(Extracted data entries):
** start **

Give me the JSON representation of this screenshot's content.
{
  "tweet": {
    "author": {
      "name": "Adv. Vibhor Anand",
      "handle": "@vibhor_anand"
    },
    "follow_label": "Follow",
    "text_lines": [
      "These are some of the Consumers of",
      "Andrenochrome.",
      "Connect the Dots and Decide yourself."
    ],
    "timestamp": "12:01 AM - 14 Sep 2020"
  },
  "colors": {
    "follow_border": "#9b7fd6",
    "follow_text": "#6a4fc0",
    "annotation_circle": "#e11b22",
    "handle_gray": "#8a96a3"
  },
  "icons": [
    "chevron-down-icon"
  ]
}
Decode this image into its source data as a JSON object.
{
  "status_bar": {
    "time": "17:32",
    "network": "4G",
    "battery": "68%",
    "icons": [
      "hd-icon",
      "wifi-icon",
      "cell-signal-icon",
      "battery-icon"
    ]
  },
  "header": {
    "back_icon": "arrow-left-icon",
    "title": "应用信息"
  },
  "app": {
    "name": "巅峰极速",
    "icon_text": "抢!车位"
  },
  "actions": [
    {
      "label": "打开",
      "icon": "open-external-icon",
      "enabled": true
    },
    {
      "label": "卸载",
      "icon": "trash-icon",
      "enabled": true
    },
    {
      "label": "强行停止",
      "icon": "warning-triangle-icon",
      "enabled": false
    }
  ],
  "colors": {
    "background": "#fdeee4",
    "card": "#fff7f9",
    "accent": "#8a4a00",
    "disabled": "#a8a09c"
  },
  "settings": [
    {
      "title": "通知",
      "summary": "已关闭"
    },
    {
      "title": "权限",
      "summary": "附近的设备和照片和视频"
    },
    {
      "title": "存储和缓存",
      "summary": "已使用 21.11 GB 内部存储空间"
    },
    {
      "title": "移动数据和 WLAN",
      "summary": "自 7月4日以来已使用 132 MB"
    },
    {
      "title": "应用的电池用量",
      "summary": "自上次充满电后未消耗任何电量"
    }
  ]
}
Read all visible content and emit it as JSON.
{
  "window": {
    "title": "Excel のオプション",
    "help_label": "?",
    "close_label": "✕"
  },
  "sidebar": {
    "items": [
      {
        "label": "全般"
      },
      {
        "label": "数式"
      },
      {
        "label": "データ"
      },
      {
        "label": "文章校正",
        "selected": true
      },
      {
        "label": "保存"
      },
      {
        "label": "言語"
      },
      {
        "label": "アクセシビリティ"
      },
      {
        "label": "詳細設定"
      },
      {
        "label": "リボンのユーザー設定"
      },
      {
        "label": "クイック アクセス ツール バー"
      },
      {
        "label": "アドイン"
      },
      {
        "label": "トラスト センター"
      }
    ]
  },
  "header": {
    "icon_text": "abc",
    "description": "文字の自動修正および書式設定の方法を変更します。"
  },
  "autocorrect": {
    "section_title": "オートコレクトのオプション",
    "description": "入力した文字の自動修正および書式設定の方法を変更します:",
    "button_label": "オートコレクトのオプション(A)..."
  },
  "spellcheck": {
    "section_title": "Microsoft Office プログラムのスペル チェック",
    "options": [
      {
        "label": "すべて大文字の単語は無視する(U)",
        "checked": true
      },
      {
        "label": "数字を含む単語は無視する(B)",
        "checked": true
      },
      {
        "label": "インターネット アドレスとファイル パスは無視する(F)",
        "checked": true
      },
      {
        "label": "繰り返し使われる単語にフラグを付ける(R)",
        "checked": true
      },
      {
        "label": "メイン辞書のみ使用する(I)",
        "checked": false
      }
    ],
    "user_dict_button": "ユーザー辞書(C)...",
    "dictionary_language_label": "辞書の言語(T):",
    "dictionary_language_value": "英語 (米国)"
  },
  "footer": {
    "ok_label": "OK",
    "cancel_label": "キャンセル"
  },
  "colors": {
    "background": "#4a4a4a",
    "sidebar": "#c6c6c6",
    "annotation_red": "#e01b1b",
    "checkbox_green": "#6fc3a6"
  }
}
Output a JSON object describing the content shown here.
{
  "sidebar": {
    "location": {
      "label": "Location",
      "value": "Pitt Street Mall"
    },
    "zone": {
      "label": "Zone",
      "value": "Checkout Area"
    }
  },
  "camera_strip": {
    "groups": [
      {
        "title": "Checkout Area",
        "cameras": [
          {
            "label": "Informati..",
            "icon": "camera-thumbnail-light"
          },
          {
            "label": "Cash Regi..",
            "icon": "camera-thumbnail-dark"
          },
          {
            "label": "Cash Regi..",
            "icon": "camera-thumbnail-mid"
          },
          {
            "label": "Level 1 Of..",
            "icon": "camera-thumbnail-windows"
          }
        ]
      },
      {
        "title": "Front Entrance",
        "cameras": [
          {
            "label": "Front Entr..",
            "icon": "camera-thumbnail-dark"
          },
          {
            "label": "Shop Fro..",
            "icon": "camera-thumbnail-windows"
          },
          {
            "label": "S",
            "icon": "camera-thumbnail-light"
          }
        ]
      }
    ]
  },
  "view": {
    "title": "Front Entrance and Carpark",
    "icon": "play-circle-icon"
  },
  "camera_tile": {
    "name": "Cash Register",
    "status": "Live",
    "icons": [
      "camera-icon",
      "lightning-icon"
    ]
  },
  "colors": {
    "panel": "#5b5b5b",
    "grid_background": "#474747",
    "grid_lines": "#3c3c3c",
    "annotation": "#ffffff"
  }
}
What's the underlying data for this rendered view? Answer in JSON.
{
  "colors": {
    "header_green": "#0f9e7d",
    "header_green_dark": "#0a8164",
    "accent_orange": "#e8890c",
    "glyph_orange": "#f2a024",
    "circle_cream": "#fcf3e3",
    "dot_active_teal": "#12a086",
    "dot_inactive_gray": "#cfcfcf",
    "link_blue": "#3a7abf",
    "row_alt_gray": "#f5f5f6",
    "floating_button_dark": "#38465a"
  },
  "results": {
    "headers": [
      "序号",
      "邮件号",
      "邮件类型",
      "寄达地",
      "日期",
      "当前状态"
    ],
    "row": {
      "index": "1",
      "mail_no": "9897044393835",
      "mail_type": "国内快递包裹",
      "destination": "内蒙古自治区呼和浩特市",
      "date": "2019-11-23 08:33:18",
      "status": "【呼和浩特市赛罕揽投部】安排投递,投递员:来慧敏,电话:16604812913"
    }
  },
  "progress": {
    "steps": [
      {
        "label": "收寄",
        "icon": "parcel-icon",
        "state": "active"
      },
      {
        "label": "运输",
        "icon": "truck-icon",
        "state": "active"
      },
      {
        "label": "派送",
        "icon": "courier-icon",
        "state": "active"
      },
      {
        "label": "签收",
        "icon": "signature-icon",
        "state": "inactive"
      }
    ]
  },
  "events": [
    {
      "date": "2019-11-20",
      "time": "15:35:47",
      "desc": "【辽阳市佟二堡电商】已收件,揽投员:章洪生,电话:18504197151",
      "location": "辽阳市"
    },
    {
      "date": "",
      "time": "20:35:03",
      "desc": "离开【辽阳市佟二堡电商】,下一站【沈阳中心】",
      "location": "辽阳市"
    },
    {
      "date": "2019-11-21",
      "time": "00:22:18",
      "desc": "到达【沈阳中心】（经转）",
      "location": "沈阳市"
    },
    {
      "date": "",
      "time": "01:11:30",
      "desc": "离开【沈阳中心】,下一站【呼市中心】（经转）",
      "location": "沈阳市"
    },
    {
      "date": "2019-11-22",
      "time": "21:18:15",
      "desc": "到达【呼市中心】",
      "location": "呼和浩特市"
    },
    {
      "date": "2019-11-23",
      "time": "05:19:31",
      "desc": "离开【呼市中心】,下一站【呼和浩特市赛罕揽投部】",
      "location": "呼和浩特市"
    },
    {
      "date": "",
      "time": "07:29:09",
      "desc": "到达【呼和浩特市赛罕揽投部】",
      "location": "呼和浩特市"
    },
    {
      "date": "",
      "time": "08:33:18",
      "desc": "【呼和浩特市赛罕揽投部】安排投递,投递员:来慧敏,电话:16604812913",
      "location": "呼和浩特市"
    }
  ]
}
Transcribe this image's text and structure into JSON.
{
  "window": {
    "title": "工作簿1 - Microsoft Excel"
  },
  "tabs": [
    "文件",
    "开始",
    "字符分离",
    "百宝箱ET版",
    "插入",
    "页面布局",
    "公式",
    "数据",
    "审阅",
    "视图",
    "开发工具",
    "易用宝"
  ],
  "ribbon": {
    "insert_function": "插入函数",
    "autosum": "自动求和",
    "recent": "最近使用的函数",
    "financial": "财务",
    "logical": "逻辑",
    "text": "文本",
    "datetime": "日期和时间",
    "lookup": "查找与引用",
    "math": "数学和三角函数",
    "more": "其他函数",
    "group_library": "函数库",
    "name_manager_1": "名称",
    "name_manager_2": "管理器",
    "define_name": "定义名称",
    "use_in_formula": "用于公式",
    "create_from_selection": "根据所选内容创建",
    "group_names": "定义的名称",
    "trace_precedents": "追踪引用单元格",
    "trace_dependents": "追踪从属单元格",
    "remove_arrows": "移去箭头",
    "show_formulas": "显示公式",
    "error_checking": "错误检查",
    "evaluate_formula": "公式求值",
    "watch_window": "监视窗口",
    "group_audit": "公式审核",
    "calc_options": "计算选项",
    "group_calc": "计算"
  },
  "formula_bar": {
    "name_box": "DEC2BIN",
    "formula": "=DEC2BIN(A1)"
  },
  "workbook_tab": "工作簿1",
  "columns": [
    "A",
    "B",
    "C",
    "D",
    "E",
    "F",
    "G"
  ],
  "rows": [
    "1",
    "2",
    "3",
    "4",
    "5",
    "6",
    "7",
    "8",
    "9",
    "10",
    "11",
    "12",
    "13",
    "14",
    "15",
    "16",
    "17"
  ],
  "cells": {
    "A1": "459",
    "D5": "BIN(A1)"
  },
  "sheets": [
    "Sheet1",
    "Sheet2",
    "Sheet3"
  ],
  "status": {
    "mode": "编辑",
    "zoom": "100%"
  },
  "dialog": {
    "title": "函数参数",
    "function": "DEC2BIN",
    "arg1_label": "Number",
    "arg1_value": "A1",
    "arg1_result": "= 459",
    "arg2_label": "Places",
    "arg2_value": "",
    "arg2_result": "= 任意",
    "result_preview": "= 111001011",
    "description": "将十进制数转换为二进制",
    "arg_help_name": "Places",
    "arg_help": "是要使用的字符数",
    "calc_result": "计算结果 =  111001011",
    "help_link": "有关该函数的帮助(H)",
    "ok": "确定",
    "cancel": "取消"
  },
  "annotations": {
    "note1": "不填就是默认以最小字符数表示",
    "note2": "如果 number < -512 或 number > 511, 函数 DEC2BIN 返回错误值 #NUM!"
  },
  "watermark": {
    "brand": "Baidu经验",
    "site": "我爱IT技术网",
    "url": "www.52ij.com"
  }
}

** end **

(YOUR GOAL): Copy every line above that includes the string "呼市中心".

(RESPONSE):
      "desc": "离开【沈阳中心】,下一站【呼市中心】（经转）",
      "desc": "到达【呼市中心】",
      "desc": "离开【呼市中心】,下一站【呼和浩特市赛罕揽投部】",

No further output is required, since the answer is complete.